>>>

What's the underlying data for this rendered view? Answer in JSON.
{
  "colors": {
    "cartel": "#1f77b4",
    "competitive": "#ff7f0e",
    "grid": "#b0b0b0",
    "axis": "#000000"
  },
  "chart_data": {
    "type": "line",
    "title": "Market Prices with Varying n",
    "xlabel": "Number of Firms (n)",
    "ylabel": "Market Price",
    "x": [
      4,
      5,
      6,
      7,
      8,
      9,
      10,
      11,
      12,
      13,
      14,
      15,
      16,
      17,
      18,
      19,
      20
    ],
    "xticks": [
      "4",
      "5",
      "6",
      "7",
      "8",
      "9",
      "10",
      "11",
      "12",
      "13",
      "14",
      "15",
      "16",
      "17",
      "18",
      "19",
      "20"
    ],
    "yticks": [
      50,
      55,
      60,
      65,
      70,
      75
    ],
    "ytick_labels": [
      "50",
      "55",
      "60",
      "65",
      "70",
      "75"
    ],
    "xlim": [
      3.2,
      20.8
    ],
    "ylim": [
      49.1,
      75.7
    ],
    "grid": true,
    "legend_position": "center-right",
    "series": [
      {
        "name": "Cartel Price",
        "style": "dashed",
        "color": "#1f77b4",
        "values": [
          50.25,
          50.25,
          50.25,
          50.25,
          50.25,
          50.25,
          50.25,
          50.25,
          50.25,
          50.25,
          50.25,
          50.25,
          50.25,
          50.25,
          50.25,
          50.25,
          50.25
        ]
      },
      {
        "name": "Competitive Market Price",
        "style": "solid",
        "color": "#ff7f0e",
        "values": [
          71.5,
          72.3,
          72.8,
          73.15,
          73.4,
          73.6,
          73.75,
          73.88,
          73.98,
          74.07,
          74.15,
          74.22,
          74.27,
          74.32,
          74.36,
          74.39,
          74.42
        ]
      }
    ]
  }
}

<<<
>>>

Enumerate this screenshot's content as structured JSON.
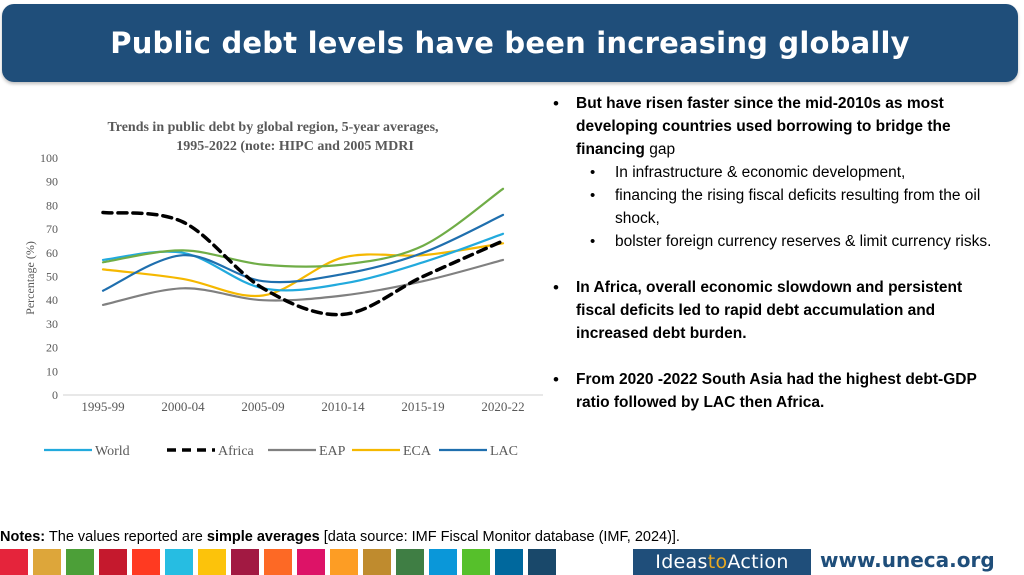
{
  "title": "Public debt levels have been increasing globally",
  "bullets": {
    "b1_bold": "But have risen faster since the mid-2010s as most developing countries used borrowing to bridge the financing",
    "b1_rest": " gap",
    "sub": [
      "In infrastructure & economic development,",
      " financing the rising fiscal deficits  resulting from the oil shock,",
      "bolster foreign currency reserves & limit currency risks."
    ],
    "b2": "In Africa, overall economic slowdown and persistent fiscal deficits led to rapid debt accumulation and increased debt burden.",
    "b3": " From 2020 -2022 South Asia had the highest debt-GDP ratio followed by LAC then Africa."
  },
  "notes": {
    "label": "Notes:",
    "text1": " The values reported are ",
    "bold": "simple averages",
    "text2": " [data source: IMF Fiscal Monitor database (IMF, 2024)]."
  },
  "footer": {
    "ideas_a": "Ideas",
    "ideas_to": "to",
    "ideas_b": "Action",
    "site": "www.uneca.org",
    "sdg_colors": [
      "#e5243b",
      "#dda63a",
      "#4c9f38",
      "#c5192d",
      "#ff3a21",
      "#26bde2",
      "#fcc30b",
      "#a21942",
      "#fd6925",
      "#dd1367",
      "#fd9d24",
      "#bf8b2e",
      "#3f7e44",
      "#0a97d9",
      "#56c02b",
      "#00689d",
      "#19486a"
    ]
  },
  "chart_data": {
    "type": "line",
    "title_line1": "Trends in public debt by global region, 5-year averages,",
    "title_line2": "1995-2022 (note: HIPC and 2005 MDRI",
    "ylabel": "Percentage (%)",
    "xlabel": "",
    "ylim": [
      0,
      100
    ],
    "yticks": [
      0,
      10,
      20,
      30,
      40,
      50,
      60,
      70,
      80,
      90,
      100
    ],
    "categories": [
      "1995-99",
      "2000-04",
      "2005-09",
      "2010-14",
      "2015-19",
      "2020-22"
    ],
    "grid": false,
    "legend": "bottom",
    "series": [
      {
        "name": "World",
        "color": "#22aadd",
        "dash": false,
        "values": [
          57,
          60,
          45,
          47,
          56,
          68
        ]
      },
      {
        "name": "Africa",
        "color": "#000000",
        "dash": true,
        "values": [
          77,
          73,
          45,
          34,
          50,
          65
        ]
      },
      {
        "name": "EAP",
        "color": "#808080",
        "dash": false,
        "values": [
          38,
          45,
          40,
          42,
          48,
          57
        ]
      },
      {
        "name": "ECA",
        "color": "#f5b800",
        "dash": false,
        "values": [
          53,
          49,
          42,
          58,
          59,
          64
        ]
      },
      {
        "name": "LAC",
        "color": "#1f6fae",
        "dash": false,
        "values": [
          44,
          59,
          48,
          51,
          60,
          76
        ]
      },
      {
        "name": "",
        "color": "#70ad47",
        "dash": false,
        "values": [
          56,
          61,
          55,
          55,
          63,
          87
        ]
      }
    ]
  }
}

<<<

Show the lines of the records that contain the word "have".

  "title": "Public debt levels have been increasing globally",
    "b1_bold": "But have risen faster since the mid-2010s as most developing countries used borrowing to bridge the financing",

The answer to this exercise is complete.